BEGIN DATA FOR THIS TASK
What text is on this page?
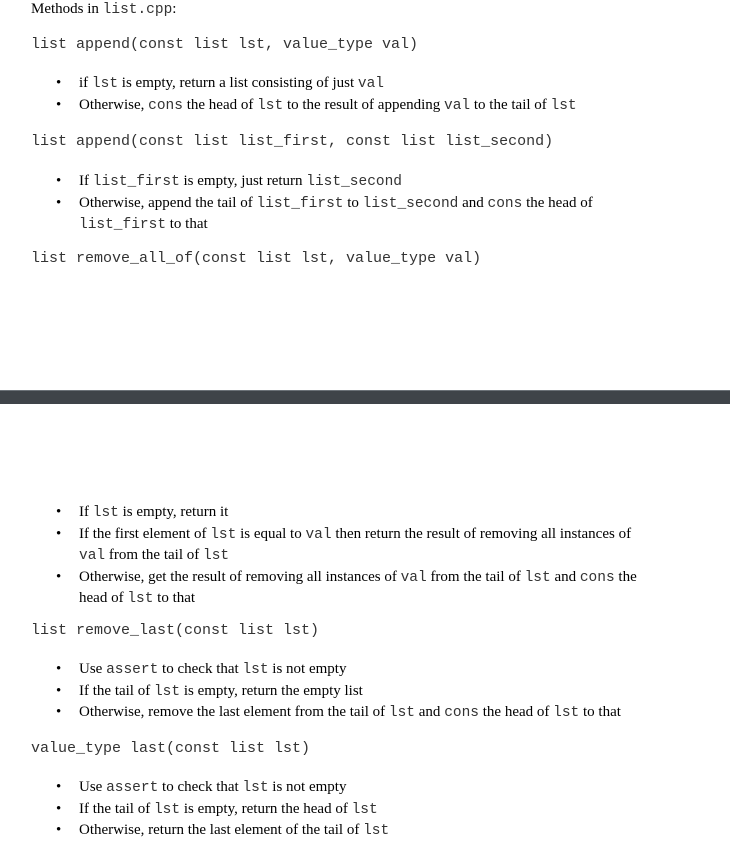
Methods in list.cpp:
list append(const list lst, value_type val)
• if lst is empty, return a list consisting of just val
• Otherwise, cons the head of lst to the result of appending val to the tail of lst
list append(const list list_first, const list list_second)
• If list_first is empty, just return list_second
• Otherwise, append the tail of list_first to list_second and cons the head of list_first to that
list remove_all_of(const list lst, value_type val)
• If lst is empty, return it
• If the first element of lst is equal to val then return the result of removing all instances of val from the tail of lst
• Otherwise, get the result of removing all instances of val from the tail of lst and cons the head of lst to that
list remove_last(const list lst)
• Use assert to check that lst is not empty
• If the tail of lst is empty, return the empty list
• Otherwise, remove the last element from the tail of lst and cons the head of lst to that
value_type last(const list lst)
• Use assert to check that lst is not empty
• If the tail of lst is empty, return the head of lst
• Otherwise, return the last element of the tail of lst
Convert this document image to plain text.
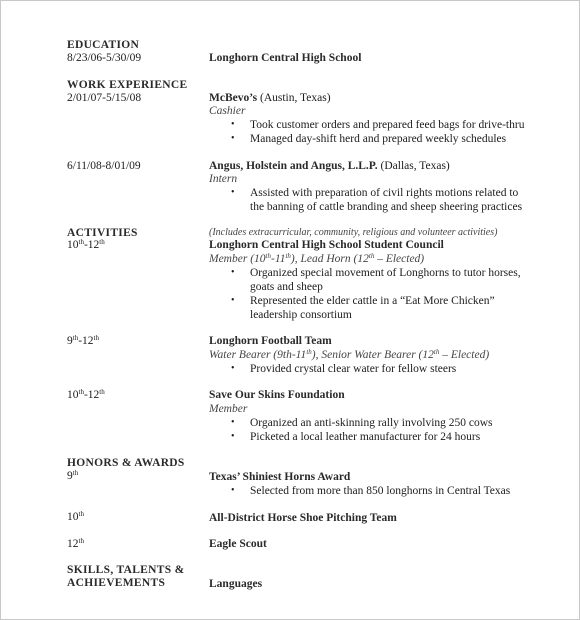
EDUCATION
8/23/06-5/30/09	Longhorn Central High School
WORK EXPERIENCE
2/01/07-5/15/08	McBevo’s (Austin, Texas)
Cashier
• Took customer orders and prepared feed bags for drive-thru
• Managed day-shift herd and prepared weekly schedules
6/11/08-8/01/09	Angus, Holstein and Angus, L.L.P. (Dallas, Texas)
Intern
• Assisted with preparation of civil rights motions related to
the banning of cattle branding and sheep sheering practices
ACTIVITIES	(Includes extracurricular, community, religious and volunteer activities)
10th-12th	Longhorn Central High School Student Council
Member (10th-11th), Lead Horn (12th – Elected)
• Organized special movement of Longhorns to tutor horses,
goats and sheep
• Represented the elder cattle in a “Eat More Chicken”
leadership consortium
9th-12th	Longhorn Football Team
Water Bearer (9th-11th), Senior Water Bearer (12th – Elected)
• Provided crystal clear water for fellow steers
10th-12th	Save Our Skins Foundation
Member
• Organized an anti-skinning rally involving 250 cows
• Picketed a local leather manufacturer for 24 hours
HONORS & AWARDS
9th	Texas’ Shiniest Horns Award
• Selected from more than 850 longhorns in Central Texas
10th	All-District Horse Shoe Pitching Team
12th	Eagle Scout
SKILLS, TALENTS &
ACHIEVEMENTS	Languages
END DATA FOR THIS TASK
**INSTRUCTIONS FOR THE TASK**
In the records above, find each line that holds the word "Member"; copy all such lines.

**SOLUTION**
Member (10th-11th), Lead Horn (12th – Elected)
Member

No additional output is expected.